**Task to complete**: Pull out every line below that contains the word "person".

>>

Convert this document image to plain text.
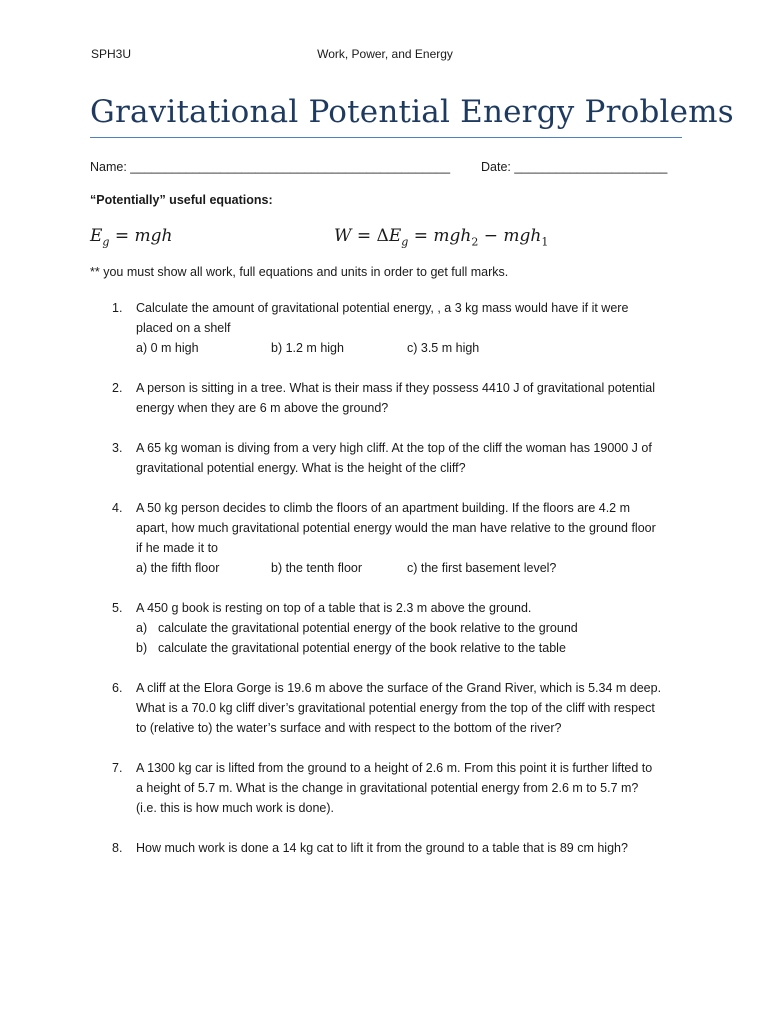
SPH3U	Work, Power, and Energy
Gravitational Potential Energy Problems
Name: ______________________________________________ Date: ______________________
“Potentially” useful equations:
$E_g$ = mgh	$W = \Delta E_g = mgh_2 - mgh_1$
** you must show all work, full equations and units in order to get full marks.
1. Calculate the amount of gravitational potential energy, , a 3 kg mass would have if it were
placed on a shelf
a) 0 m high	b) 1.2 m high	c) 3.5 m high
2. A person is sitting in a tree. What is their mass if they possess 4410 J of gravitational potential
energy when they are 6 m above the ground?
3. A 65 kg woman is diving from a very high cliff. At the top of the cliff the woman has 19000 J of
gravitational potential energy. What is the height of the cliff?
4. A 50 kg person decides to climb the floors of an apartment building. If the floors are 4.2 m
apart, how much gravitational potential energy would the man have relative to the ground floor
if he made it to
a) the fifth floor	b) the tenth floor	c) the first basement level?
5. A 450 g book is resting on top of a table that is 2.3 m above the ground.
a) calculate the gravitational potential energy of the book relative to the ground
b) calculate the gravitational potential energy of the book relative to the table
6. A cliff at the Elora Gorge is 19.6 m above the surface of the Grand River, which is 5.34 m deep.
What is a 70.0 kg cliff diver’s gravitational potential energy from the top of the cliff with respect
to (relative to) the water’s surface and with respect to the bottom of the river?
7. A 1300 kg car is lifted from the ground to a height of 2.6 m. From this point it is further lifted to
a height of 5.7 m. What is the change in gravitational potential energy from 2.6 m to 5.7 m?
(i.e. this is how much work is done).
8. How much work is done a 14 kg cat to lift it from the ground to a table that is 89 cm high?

<<
>>

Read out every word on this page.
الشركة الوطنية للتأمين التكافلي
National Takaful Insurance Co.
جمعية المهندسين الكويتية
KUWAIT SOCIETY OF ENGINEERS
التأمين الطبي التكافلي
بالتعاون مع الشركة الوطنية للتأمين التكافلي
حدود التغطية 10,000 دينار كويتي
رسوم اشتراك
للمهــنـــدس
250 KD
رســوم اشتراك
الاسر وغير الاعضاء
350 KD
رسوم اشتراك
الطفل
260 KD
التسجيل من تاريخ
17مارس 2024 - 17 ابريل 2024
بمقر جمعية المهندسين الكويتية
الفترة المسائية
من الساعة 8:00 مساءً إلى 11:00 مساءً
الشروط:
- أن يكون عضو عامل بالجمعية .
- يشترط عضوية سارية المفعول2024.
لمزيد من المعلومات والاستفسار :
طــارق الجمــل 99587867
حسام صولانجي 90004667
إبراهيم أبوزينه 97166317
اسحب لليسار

<<
>>

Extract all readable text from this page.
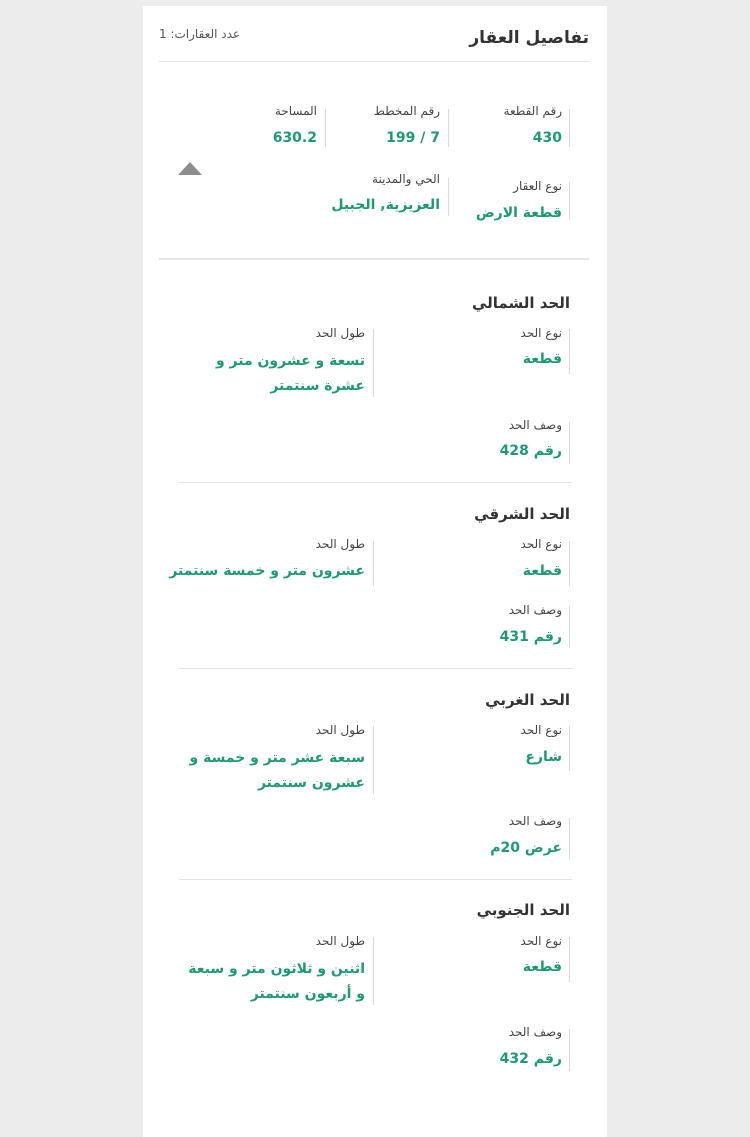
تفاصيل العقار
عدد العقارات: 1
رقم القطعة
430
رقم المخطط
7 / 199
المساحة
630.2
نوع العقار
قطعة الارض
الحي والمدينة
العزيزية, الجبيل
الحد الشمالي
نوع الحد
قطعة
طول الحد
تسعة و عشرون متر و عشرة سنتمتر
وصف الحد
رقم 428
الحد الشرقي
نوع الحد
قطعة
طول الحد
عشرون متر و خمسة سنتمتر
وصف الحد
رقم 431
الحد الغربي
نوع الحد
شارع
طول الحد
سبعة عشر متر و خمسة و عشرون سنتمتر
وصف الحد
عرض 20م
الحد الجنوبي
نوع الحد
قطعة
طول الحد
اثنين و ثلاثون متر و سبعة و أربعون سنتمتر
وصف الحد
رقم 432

<<

**In response**:
2. A person is sitting in a tree. What is their mass if they possess 4410 J of gravitational potential
4. A 50 kg person decides to climb the floors of an apartment building. If the floors are 4.2 m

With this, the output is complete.